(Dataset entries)
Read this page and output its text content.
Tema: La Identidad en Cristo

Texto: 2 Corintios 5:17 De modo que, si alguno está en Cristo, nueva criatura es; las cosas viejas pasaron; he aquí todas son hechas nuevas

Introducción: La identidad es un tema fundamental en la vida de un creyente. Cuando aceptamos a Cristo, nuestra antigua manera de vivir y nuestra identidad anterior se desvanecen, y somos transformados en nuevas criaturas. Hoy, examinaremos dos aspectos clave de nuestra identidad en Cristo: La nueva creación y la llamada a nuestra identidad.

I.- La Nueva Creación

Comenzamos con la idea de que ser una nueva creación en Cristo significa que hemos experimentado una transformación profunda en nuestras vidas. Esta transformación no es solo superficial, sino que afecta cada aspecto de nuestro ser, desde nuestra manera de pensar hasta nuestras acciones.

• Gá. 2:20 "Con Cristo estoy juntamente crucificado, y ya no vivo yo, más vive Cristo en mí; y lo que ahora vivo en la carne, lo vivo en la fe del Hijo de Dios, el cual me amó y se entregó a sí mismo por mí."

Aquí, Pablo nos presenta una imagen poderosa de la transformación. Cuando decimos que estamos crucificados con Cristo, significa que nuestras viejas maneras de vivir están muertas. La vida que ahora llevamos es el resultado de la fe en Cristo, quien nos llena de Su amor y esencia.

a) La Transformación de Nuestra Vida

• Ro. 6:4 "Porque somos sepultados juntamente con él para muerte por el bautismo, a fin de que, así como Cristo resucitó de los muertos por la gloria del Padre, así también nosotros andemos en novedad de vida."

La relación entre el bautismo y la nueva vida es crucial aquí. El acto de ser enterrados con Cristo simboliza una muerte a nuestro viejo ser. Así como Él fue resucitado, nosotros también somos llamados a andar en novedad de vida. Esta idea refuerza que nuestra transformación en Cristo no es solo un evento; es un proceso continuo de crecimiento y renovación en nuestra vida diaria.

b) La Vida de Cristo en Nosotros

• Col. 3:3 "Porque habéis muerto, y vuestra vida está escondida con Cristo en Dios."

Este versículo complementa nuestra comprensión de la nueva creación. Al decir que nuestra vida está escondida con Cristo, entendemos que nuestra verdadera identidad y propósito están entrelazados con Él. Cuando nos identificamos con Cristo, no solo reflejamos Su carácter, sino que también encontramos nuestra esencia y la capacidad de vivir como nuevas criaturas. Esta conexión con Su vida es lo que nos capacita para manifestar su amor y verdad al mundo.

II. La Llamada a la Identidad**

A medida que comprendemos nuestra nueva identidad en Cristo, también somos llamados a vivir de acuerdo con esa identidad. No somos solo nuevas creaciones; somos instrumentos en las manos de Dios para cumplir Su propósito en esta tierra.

Objective:
Type out the full listing again, exactly as given.

Solution to this task:
Read this page and output its text content.
Tema: La Identidad en Cristo

Texto: 2 Corintios 5:17 De modo que, si alguno está en Cristo, nueva criatura es; las cosas viejas pasaron; he aquí todas son hechas nuevas

Introducción: La identidad es un tema fundamental en la vida de un creyente. Cuando aceptamos a Cristo, nuestra antigua manera de vivir y nuestra identidad anterior se desvanecen, y somos transformados en nuevas criaturas. Hoy, examinaremos dos aspectos clave de nuestra identidad en Cristo: La nueva creación y la llamada a nuestra identidad.

I.- La Nueva Creación

Comenzamos con la idea de que ser una nueva creación en Cristo significa que hemos experimentado una transformación profunda en nuestras vidas. Esta transformación no es solo superficial, sino que afecta cada aspecto de nuestro ser, desde nuestra manera de pensar hasta nuestras acciones.

• Gá. 2:20 "Con Cristo estoy juntamente crucificado, y ya no vivo yo, más vive Cristo en mí; y lo que ahora vivo en la carne, lo vivo en la fe del Hijo de Dios, el cual me amó y se entregó a sí mismo por mí."

Aquí, Pablo nos presenta una imagen poderosa de la transformación. Cuando decimos que estamos crucificados con Cristo, significa que nuestras viejas maneras de vivir están muertas. La vida que ahora llevamos es el resultado de la fe en Cristo, quien nos llena de Su amor y esencia.

a) La Transformación de Nuestra Vida

• Ro. 6:4 "Porque somos sepultados juntamente con él para muerte por el bautismo, a fin de que, así como Cristo resucitó de los muertos por la gloria del Padre, así también nosotros andemos en novedad de vida."

La relación entre el bautismo y la nueva vida es crucial aquí. El acto de ser enterrados con Cristo simboliza una muerte a nuestro viejo ser. Así como Él fue resucitado, nosotros también somos llamados a andar en novedad de vida. Esta idea refuerza que nuestra transformación en Cristo no es solo un evento; es un proceso continuo de crecimiento y renovación en nuestra vida diaria.

b) La Vida de Cristo en Nosotros

• Col. 3:3 "Porque habéis muerto, y vuestra vida está escondida con Cristo en Dios."

Este versículo complementa nuestra comprensión de la nueva creación. Al decir que nuestra vida está escondida con Cristo, entendemos que nuestra verdadera identidad y propósito están entrelazados con Él. Cuando nos identificamos con Cristo, no solo reflejamos Su carácter, sino que también encontramos nuestra esencia y la capacidad de vivir como nuevas criaturas. Esta conexión con Su vida es lo que nos capacita para manifestar su amor y verdad al mundo.

II. La Llamada a la Identidad**

A medida que comprendemos nuestra nueva identidad en Cristo, también somos llamados a vivir de acuerdo con esa identidad. No somos solo nuevas creaciones; somos instrumentos en las manos de Dios para cumplir Su propósito en esta tierra.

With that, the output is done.